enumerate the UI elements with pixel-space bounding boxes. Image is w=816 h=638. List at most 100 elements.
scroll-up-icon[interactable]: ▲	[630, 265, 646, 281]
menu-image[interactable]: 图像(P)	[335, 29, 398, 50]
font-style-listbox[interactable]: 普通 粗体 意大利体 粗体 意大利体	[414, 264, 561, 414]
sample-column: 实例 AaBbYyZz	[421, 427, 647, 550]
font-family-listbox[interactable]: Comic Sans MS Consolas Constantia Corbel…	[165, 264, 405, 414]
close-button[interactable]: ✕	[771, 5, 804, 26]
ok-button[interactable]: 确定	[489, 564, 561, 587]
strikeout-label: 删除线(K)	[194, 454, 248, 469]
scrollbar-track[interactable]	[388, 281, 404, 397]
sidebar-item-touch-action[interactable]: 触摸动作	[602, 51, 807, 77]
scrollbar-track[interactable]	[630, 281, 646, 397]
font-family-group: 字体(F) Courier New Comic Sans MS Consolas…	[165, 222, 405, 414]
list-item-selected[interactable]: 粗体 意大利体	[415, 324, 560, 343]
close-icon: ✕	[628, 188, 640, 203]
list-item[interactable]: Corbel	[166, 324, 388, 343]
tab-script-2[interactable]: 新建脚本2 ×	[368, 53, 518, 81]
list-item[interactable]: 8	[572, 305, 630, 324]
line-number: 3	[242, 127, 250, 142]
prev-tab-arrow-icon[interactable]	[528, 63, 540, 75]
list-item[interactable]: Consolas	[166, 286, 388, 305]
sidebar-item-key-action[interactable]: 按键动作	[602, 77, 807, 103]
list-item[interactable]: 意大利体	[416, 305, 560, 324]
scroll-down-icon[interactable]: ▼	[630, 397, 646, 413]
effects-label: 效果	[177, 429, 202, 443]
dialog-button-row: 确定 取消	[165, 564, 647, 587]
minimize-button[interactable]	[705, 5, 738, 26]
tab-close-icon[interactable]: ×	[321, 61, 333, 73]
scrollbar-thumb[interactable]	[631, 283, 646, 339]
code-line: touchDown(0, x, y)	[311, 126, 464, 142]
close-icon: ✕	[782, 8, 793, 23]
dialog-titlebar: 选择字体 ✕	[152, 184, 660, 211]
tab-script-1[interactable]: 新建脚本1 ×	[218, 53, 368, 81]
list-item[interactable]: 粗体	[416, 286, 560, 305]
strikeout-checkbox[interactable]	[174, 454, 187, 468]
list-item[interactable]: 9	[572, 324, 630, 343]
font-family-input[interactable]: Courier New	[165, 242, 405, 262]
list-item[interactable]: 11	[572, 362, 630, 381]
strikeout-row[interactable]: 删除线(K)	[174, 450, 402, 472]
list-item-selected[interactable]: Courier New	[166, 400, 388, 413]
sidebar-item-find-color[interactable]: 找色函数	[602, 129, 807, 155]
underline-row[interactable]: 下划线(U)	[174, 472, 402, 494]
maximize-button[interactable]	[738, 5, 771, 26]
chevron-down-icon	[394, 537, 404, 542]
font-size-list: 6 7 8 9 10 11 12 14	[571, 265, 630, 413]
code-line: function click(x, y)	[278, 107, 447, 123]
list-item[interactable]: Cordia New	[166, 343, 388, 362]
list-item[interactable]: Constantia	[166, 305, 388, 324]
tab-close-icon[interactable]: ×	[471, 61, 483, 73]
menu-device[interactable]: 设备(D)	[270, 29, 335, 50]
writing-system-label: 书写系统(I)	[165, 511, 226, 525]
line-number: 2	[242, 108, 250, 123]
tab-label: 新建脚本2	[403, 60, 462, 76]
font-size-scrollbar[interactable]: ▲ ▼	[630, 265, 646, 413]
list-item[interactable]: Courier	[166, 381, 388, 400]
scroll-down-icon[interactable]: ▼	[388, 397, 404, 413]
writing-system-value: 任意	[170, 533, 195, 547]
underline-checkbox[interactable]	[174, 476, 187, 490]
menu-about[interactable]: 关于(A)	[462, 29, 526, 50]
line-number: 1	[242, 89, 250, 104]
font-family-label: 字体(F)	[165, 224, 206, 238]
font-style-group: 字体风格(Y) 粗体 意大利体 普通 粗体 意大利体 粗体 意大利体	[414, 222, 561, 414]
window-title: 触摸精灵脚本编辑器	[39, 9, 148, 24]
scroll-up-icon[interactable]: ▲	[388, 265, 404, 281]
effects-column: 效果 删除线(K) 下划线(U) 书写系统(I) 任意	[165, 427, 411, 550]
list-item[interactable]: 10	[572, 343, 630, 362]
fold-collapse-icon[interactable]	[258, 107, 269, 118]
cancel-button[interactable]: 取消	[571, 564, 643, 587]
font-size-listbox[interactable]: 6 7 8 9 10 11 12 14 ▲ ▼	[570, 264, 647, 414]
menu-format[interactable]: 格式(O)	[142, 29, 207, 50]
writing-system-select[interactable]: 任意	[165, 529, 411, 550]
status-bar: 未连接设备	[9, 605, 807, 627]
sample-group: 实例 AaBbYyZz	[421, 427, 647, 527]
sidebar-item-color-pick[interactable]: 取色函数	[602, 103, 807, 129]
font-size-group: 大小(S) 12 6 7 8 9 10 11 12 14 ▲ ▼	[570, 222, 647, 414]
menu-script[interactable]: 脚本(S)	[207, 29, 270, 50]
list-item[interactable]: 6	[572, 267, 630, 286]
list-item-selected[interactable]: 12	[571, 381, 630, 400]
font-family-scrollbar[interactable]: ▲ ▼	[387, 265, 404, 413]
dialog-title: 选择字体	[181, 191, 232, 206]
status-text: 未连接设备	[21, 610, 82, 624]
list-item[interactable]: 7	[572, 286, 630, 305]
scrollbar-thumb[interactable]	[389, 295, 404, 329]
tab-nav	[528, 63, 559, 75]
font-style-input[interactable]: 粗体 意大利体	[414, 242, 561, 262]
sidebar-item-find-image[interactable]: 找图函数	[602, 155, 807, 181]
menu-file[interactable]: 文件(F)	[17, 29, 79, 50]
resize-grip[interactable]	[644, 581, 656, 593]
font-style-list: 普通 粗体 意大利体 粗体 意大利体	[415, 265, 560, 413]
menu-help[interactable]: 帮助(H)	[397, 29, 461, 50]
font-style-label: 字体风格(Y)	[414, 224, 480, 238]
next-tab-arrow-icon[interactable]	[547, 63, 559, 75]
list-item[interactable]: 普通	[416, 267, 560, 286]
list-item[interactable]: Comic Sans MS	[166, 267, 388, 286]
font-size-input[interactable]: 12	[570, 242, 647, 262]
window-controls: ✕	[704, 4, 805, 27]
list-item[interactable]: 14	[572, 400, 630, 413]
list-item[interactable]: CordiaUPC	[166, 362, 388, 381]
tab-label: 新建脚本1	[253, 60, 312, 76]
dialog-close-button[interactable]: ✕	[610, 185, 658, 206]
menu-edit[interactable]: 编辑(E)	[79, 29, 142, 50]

▬▬▬▬▬▬

Repeat the material above line for line, with no changes.

enumerate the UI elements with pixel-space bounding boxes. Image is w=816 h=638. List at most 100 elements.
scroll-up-icon[interactable]: ▲	[630, 265, 646, 281]
menu-image[interactable]: 图像(P)	[335, 29, 398, 50]
font-style-listbox[interactable]: 普通 粗体 意大利体 粗体 意大利体	[414, 264, 561, 414]
sample-column: 实例 AaBbYyZz	[421, 427, 647, 550]
font-family-listbox[interactable]: Comic Sans MS Consolas Constantia Corbel…	[165, 264, 405, 414]
close-button[interactable]: ✕	[771, 5, 804, 26]
ok-button[interactable]: 确定	[489, 564, 561, 587]
strikeout-label: 删除线(K)	[194, 454, 248, 469]
scrollbar-track[interactable]	[388, 281, 404, 397]
sidebar-item-touch-action[interactable]: 触摸动作	[602, 51, 807, 77]
scrollbar-track[interactable]	[630, 281, 646, 397]
font-family-group: 字体(F) Courier New Comic Sans MS Consolas…	[165, 222, 405, 414]
list-item-selected[interactable]: 粗体 意大利体	[415, 324, 560, 343]
close-icon: ✕	[628, 188, 640, 203]
list-item[interactable]: Corbel	[166, 324, 388, 343]
tab-script-2[interactable]: 新建脚本2 ×	[368, 53, 518, 81]
list-item[interactable]: 8	[572, 305, 630, 324]
line-number: 3	[242, 127, 250, 142]
prev-tab-arrow-icon[interactable]	[528, 63, 540, 75]
list-item[interactable]: Consolas	[166, 286, 388, 305]
sidebar-item-key-action[interactable]: 按键动作	[602, 77, 807, 103]
list-item[interactable]: 意大利体	[416, 305, 560, 324]
scroll-down-icon[interactable]: ▼	[630, 397, 646, 413]
effects-label: 效果	[177, 429, 202, 443]
dialog-button-row: 确定 取消	[165, 564, 647, 587]
minimize-button[interactable]	[705, 5, 738, 26]
tab-close-icon[interactable]: ×	[321, 61, 333, 73]
scrollbar-thumb[interactable]	[631, 283, 646, 339]
code-line: touchDown(0, x, y)	[311, 126, 464, 142]
close-icon: ✕	[782, 8, 793, 23]
dialog-titlebar: 选择字体 ✕	[152, 184, 660, 211]
tab-script-1[interactable]: 新建脚本1 ×	[218, 53, 368, 81]
list-item[interactable]: 粗体	[416, 286, 560, 305]
strikeout-checkbox[interactable]	[174, 454, 187, 468]
list-item[interactable]: 9	[572, 324, 630, 343]
font-family-input[interactable]: Courier New	[165, 242, 405, 262]
list-item[interactable]: 11	[572, 362, 630, 381]
strikeout-row[interactable]: 删除线(K)	[174, 450, 402, 472]
list-item-selected[interactable]: Courier New	[166, 400, 388, 413]
sidebar-item-find-color[interactable]: 找色函数	[602, 129, 807, 155]
underline-row[interactable]: 下划线(U)	[174, 472, 402, 494]
maximize-button[interactable]	[738, 5, 771, 26]
chevron-down-icon	[394, 537, 404, 542]
font-size-list: 6 7 8 9 10 11 12 14	[571, 265, 630, 413]
code-line: function click(x, y)	[278, 107, 447, 123]
list-item[interactable]: Cordia New	[166, 343, 388, 362]
list-item[interactable]: Constantia	[166, 305, 388, 324]
tab-close-icon[interactable]: ×	[471, 61, 483, 73]
menu-device[interactable]: 设备(D)	[270, 29, 335, 50]
writing-system-label: 书写系统(I)	[165, 511, 226, 525]
line-number: 2	[242, 108, 250, 123]
tab-label: 新建脚本2	[403, 60, 462, 76]
font-size-scrollbar[interactable]: ▲ ▼	[630, 265, 646, 413]
list-item[interactable]: Courier	[166, 381, 388, 400]
scroll-down-icon[interactable]: ▼	[388, 397, 404, 413]
writing-system-value: 任意	[170, 533, 195, 547]
underline-checkbox[interactable]	[174, 476, 187, 490]
menu-about[interactable]: 关于(A)	[462, 29, 526, 50]
line-number: 1	[242, 89, 250, 104]
font-family-label: 字体(F)	[165, 224, 206, 238]
font-style-group: 字体风格(Y) 粗体 意大利体 普通 粗体 意大利体 粗体 意大利体	[414, 222, 561, 414]
window-title: 触摸精灵脚本编辑器	[39, 9, 148, 24]
scroll-up-icon[interactable]: ▲	[388, 265, 404, 281]
effects-column: 效果 删除线(K) 下划线(U) 书写系统(I) 任意	[165, 427, 411, 550]
list-item[interactable]: 10	[572, 343, 630, 362]
fold-collapse-icon[interactable]	[258, 107, 269, 118]
cancel-button[interactable]: 取消	[571, 564, 643, 587]
font-size-listbox[interactable]: 6 7 8 9 10 11 12 14 ▲ ▼	[570, 264, 647, 414]
menu-format[interactable]: 格式(O)	[142, 29, 207, 50]
writing-system-select[interactable]: 任意	[165, 529, 411, 550]
status-bar: 未连接设备	[9, 605, 807, 627]
sample-group: 实例 AaBbYyZz	[421, 427, 647, 527]
sidebar-item-color-pick[interactable]: 取色函数	[602, 103, 807, 129]
font-size-group: 大小(S) 12 6 7 8 9 10 11 12 14 ▲ ▼	[570, 222, 647, 414]
menu-script[interactable]: 脚本(S)	[207, 29, 270, 50]
list-item[interactable]: 6	[572, 267, 630, 286]
list-item-selected[interactable]: 12	[571, 381, 630, 400]
font-family-scrollbar[interactable]: ▲ ▼	[387, 265, 404, 413]
dialog-title: 选择字体	[181, 191, 232, 206]
status-text: 未连接设备	[21, 610, 82, 624]
list-item[interactable]: 7	[572, 286, 630, 305]
scrollbar-thumb[interactable]	[389, 295, 404, 329]
tab-nav	[528, 63, 559, 75]
font-style-input[interactable]: 粗体 意大利体	[414, 242, 561, 262]
sidebar-item-find-image[interactable]: 找图函数	[602, 155, 807, 181]
menu-file[interactable]: 文件(F)	[17, 29, 79, 50]
resize-grip[interactable]	[644, 581, 656, 593]
font-style-list: 普通 粗体 意大利体 粗体 意大利体	[415, 265, 560, 413]
menu-help[interactable]: 帮助(H)	[397, 29, 461, 50]
font-style-label: 字体风格(Y)	[414, 224, 480, 238]
next-tab-arrow-icon[interactable]	[547, 63, 559, 75]
list-item[interactable]: 普通	[416, 267, 560, 286]
list-item[interactable]: Comic Sans MS	[166, 267, 388, 286]
font-size-input[interactable]: 12	[570, 242, 647, 262]
window-controls: ✕	[704, 4, 805, 27]
list-item[interactable]: 14	[572, 400, 630, 413]
list-item[interactable]: CordiaUPC	[166, 362, 388, 381]
tab-label: 新建脚本1	[253, 60, 312, 76]
dialog-close-button[interactable]: ✕	[610, 185, 658, 206]
menu-edit[interactable]: 编辑(E)	[79, 29, 142, 50]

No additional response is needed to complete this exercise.